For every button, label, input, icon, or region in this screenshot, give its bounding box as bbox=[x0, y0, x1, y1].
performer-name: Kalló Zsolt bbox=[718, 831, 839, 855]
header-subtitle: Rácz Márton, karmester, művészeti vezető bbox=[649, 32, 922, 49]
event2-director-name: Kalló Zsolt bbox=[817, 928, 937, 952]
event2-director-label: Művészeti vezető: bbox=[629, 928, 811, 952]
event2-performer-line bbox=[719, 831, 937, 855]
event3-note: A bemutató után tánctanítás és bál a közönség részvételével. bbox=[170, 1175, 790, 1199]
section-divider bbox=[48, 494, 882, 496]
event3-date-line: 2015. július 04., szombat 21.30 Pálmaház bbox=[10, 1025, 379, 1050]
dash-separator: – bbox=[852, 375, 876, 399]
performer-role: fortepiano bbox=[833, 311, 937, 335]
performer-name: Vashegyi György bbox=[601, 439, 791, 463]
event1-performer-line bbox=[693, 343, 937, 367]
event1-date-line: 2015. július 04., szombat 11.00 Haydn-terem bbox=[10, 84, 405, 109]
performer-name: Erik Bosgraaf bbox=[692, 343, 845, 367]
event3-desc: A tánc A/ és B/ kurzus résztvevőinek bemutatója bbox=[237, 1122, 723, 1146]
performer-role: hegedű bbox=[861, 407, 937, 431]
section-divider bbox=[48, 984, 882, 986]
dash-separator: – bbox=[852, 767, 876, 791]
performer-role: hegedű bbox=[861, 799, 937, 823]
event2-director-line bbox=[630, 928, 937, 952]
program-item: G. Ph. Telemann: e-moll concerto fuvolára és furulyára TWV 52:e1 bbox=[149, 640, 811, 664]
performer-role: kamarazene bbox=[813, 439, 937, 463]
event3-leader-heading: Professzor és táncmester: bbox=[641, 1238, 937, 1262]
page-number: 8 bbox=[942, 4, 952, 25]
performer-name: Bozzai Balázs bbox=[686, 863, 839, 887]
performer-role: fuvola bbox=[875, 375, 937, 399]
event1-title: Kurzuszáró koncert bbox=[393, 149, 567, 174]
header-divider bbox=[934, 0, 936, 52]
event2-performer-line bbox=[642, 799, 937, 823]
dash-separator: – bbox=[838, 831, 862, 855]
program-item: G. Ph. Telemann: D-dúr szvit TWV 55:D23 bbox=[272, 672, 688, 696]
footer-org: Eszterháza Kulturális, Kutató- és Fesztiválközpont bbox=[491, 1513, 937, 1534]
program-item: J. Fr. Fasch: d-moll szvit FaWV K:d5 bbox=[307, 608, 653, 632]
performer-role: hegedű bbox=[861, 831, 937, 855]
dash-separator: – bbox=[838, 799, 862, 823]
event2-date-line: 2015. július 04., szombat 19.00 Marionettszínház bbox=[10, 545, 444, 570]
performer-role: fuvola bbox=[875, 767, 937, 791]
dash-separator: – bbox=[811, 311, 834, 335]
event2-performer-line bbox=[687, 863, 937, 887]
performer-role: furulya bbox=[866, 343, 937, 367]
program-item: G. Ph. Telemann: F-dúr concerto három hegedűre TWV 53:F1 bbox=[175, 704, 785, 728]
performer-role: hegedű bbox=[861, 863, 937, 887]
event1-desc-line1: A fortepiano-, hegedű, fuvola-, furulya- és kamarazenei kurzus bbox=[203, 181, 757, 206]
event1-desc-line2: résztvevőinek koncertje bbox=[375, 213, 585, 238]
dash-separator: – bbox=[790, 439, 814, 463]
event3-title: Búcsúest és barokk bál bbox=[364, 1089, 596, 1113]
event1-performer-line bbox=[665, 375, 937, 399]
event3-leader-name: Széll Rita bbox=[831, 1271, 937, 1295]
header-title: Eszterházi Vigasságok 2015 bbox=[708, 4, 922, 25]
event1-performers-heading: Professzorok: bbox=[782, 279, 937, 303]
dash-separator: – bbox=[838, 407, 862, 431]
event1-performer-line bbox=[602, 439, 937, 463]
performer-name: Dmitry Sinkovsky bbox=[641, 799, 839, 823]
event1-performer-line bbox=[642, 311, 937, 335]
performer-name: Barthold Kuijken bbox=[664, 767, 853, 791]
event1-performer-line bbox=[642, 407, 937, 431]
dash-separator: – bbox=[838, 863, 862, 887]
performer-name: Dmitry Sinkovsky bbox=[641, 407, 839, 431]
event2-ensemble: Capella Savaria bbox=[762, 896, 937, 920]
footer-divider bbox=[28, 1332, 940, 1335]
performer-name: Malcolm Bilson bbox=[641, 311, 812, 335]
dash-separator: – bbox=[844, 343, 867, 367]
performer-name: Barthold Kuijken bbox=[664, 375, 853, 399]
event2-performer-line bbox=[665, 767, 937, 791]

__________________________________________________

Swap "screenshot" for "image" in the stretch from the start of these lines through the line containing "header-subtitle: Rácz Márton, karmester, művészeti", then give that stretch again with everything else unchanged.

_Solution to this problem_.
For every button, label, input, icon, or region in this image, give its bounding box as bbox=[x0, y0, x1, y1].
performer-name: Kalló Zsolt bbox=[718, 831, 839, 855]
header-subtitle: Rácz Márton, karmester, művészeti vezető bbox=[649, 32, 922, 49]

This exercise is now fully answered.